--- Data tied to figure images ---
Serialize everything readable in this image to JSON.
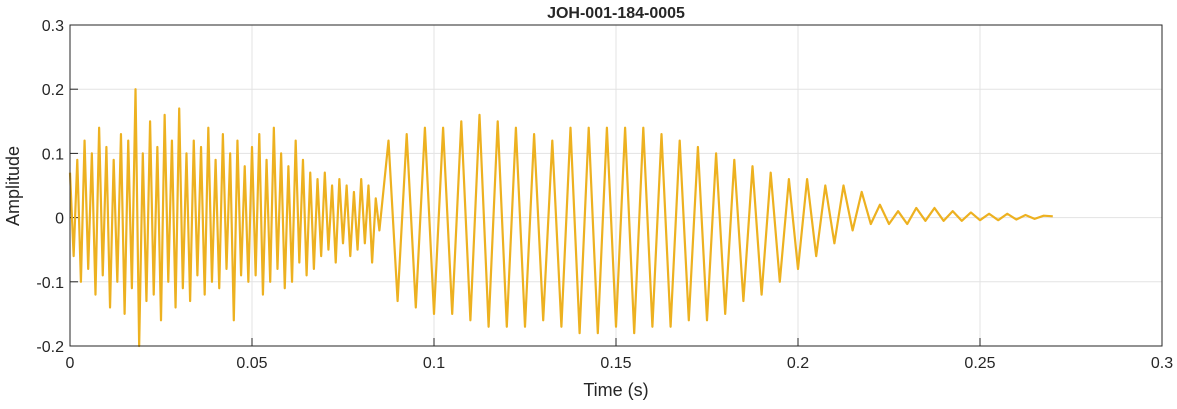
{
  "chart_data": {
    "type": "line",
    "title": "JOH-001-184-0005",
    "x_label": "Time (s)",
    "y_label": "Amplitude",
    "x": [
      0,
      0.001,
      0.002,
      0.003,
      0.004,
      0.005,
      0.006,
      0.007,
      0.008,
      0.009,
      0.01,
      0.011,
      0.012,
      0.013,
      0.014,
      0.015,
      0.016,
      0.017,
      0.018,
      0.019,
      0.02,
      0.021,
      0.022,
      0.023,
      0.024,
      0.025,
      0.026,
      0.027,
      0.028,
      0.029,
      0.03,
      0.031,
      0.032,
      0.033,
      0.034,
      0.035,
      0.036,
      0.037,
      0.038,
      0.039,
      0.04,
      0.041,
      0.042,
      0.043,
      0.044,
      0.045,
      0.046,
      0.047,
      0.048,
      0.049,
      0.05,
      0.051,
      0.052,
      0.053,
      0.054,
      0.055,
      0.056,
      0.057,
      0.058,
      0.059,
      0.06,
      0.061,
      0.062,
      0.063,
      0.064,
      0.065,
      0.066,
      0.067,
      0.068,
      0.069,
      0.07,
      0.071,
      0.072,
      0.073,
      0.074,
      0.075,
      0.076,
      0.077,
      0.078,
      0.079,
      0.08,
      0.081,
      0.082,
      0.083,
      0.084,
      0.085,
      0.0875,
      0.09,
      0.0925,
      0.095,
      0.0975,
      0.1,
      0.1025,
      0.105,
      0.1075,
      0.11,
      0.1125,
      0.115,
      0.1175,
      0.12,
      0.1225,
      0.125,
      0.1275,
      0.13,
      0.1325,
      0.135,
      0.1375,
      0.14,
      0.1425,
      0.145,
      0.1475,
      0.15,
      0.1525,
      0.155,
      0.1575,
      0.16,
      0.1625,
      0.165,
      0.1675,
      0.17,
      0.1725,
      0.175,
      0.1775,
      0.18,
      0.1825,
      0.185,
      0.1875,
      0.19,
      0.1925,
      0.195,
      0.1975,
      0.2,
      0.2025,
      0.205,
      0.2075,
      0.21,
      0.2125,
      0.215,
      0.2175,
      0.22,
      0.2225,
      0.225,
      0.2275,
      0.23,
      0.2325,
      0.235,
      0.2375,
      0.24,
      0.2425,
      0.245,
      0.2475,
      0.25,
      0.2525,
      0.255,
      0.2575,
      0.26,
      0.2625,
      0.265,
      0.2675,
      0.27
    ],
    "series": [
      {
        "color": "#EDB120",
        "values": [
          0.07,
          -0.06,
          0.09,
          -0.1,
          0.12,
          -0.08,
          0.1,
          -0.12,
          0.14,
          -0.09,
          0.11,
          -0.14,
          0.09,
          -0.1,
          0.13,
          -0.15,
          0.12,
          -0.11,
          0.2,
          -0.2,
          0.1,
          -0.13,
          0.15,
          -0.12,
          0.11,
          -0.16,
          0.16,
          -0.1,
          0.12,
          -0.14,
          0.17,
          -0.11,
          0.1,
          -0.13,
          0.12,
          -0.09,
          0.11,
          -0.12,
          0.14,
          -0.1,
          0.09,
          -0.11,
          0.13,
          -0.08,
          0.1,
          -0.16,
          0.12,
          -0.09,
          0.08,
          -0.1,
          0.11,
          -0.09,
          0.13,
          -0.12,
          0.09,
          -0.1,
          0.14,
          -0.08,
          0.1,
          -0.11,
          0.08,
          -0.1,
          0.12,
          -0.07,
          0.09,
          -0.09,
          0.07,
          -0.08,
          0.06,
          -0.06,
          0.07,
          -0.05,
          0.05,
          -0.07,
          0.06,
          -0.04,
          0.05,
          -0.06,
          0.04,
          -0.05,
          0.06,
          -0.04,
          0.05,
          -0.07,
          0.03,
          -0.02,
          0.12,
          -0.13,
          0.13,
          -0.14,
          0.14,
          -0.15,
          0.14,
          -0.15,
          0.15,
          -0.16,
          0.16,
          -0.17,
          0.15,
          -0.17,
          0.14,
          -0.17,
          0.13,
          -0.16,
          0.12,
          -0.17,
          0.14,
          -0.18,
          0.14,
          -0.18,
          0.14,
          -0.17,
          0.14,
          -0.18,
          0.14,
          -0.17,
          0.13,
          -0.17,
          0.12,
          -0.16,
          0.11,
          -0.16,
          0.1,
          -0.15,
          0.09,
          -0.13,
          0.08,
          -0.12,
          0.07,
          -0.1,
          0.06,
          -0.08,
          0.06,
          -0.06,
          0.05,
          -0.04,
          0.05,
          -0.02,
          0.04,
          -0.01,
          0.02,
          -0.01,
          0.01,
          -0.01,
          0.015,
          -0.005,
          0.015,
          -0.005,
          0.01,
          -0.005,
          0.008,
          -0.004,
          0.006,
          -0.004,
          0.006,
          -0.003,
          0.004,
          -0.002,
          0.003,
          0.002
        ]
      }
    ],
    "xlim": [
      0,
      0.3
    ],
    "ylim": [
      -0.2,
      0.3
    ],
    "xticks": [
      0,
      0.05,
      0.1,
      0.15,
      0.2,
      0.25,
      0.3
    ],
    "yticks": [
      -0.2,
      -0.1,
      0,
      0.1,
      0.2,
      0.3
    ],
    "grid": true
  }
}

--- Exercise ---
Each record above must be returned exactly as written, with its pictures omitted.

--- Solution for this task ---
Serialize everything readable in this image to JSON.
{
  "chart_data": {
    "type": "line",
    "title": "JOH-001-184-0005",
    "x_label": "Time (s)",
    "y_label": "Amplitude",
    "x": [
      0,
      0.001,
      0.002,
      0.003,
      0.004,
      0.005,
      0.006,
      0.007,
      0.008,
      0.009,
      0.01,
      0.011,
      0.012,
      0.013,
      0.014,
      0.015,
      0.016,
      0.017,
      0.018,
      0.019,
      0.02,
      0.021,
      0.022,
      0.023,
      0.024,
      0.025,
      0.026,
      0.027,
      0.028,
      0.029,
      0.03,
      0.031,
      0.032,
      0.033,
      0.034,
      0.035,
      0.036,
      0.037,
      0.038,
      0.039,
      0.04,
      0.041,
      0.042,
      0.043,
      0.044,
      0.045,
      0.046,
      0.047,
      0.048,
      0.049,
      0.05,
      0.051,
      0.052,
      0.053,
      0.054,
      0.055,
      0.056,
      0.057,
      0.058,
      0.059,
      0.06,
      0.061,
      0.062,
      0.063,
      0.064,
      0.065,
      0.066,
      0.067,
      0.068,
      0.069,
      0.07,
      0.071,
      0.072,
      0.073,
      0.074,
      0.075,
      0.076,
      0.077,
      0.078,
      0.079,
      0.08,
      0.081,
      0.082,
      0.083,
      0.084,
      0.085,
      0.0875,
      0.09,
      0.0925,
      0.095,
      0.0975,
      0.1,
      0.1025,
      0.105,
      0.1075,
      0.11,
      0.1125,
      0.115,
      0.1175,
      0.12,
      0.1225,
      0.125,
      0.1275,
      0.13,
      0.1325,
      0.135,
      0.1375,
      0.14,
      0.1425,
      0.145,
      0.1475,
      0.15,
      0.1525,
      0.155,
      0.1575,
      0.16,
      0.1625,
      0.165,
      0.1675,
      0.17,
      0.1725,
      0.175,
      0.1775,
      0.18,
      0.1825,
      0.185,
      0.1875,
      0.19,
      0.1925,
      0.195,
      0.1975,
      0.2,
      0.2025,
      0.205,
      0.2075,
      0.21,
      0.2125,
      0.215,
      0.2175,
      0.22,
      0.2225,
      0.225,
      0.2275,
      0.23,
      0.2325,
      0.235,
      0.2375,
      0.24,
      0.2425,
      0.245,
      0.2475,
      0.25,
      0.2525,
      0.255,
      0.2575,
      0.26,
      0.2625,
      0.265,
      0.2675,
      0.27
    ],
    "series": [
      {
        "color": "#EDB120",
        "values": [
          0.07,
          -0.06,
          0.09,
          -0.1,
          0.12,
          -0.08,
          0.1,
          -0.12,
          0.14,
          -0.09,
          0.11,
          -0.14,
          0.09,
          -0.1,
          0.13,
          -0.15,
          0.12,
          -0.11,
          0.2,
          -0.2,
          0.1,
          -0.13,
          0.15,
          -0.12,
          0.11,
          -0.16,
          0.16,
          -0.1,
          0.12,
          -0.14,
          0.17,
          -0.11,
          0.1,
          -0.13,
          0.12,
          -0.09,
          0.11,
          -0.12,
          0.14,
          -0.1,
          0.09,
          -0.11,
          0.13,
          -0.08,
          0.1,
          -0.16,
          0.12,
          -0.09,
          0.08,
          -0.1,
          0.11,
          -0.09,
          0.13,
          -0.12,
          0.09,
          -0.1,
          0.14,
          -0.08,
          0.1,
          -0.11,
          0.08,
          -0.1,
          0.12,
          -0.07,
          0.09,
          -0.09,
          0.07,
          -0.08,
          0.06,
          -0.06,
          0.07,
          -0.05,
          0.05,
          -0.07,
          0.06,
          -0.04,
          0.05,
          -0.06,
          0.04,
          -0.05,
          0.06,
          -0.04,
          0.05,
          -0.07,
          0.03,
          -0.02,
          0.12,
          -0.13,
          0.13,
          -0.14,
          0.14,
          -0.15,
          0.14,
          -0.15,
          0.15,
          -0.16,
          0.16,
          -0.17,
          0.15,
          -0.17,
          0.14,
          -0.17,
          0.13,
          -0.16,
          0.12,
          -0.17,
          0.14,
          -0.18,
          0.14,
          -0.18,
          0.14,
          -0.17,
          0.14,
          -0.18,
          0.14,
          -0.17,
          0.13,
          -0.17,
          0.12,
          -0.16,
          0.11,
          -0.16,
          0.1,
          -0.15,
          0.09,
          -0.13,
          0.08,
          -0.12,
          0.07,
          -0.1,
          0.06,
          -0.08,
          0.06,
          -0.06,
          0.05,
          -0.04,
          0.05,
          -0.02,
          0.04,
          -0.01,
          0.02,
          -0.01,
          0.01,
          -0.01,
          0.015,
          -0.005,
          0.015,
          -0.005,
          0.01,
          -0.005,
          0.008,
          -0.004,
          0.006,
          -0.004,
          0.006,
          -0.003,
          0.004,
          -0.002,
          0.003,
          0.002
        ]
      }
    ],
    "xlim": [
      0,
      0.3
    ],
    "ylim": [
      -0.2,
      0.3
    ],
    "xticks": [
      0,
      0.05,
      0.1,
      0.15,
      0.2,
      0.25,
      0.3
    ],
    "yticks": [
      -0.2,
      -0.1,
      0,
      0.1,
      0.2,
      0.3
    ],
    "grid": true
  }
}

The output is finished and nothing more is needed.